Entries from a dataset
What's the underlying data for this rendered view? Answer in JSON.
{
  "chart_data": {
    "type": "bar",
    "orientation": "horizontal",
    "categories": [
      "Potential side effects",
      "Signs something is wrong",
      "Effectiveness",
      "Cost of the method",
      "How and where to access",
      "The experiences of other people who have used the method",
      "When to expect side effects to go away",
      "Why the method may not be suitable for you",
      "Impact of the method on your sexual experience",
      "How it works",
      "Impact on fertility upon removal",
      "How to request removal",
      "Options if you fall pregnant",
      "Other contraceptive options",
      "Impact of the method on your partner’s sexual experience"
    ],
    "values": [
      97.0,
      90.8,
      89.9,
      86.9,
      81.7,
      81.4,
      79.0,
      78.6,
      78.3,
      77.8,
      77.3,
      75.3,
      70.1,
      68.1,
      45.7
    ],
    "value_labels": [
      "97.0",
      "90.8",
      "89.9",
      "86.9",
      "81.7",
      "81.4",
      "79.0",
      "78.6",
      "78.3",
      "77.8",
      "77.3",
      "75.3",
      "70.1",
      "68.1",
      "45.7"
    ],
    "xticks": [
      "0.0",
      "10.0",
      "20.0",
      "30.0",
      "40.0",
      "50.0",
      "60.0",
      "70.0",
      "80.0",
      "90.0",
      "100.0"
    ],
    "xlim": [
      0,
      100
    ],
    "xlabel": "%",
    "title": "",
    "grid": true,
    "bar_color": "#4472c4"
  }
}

Problem details: Check every line of the material for the string "Impact" and give the number of lines that have it, without anything else.

Expected output: 3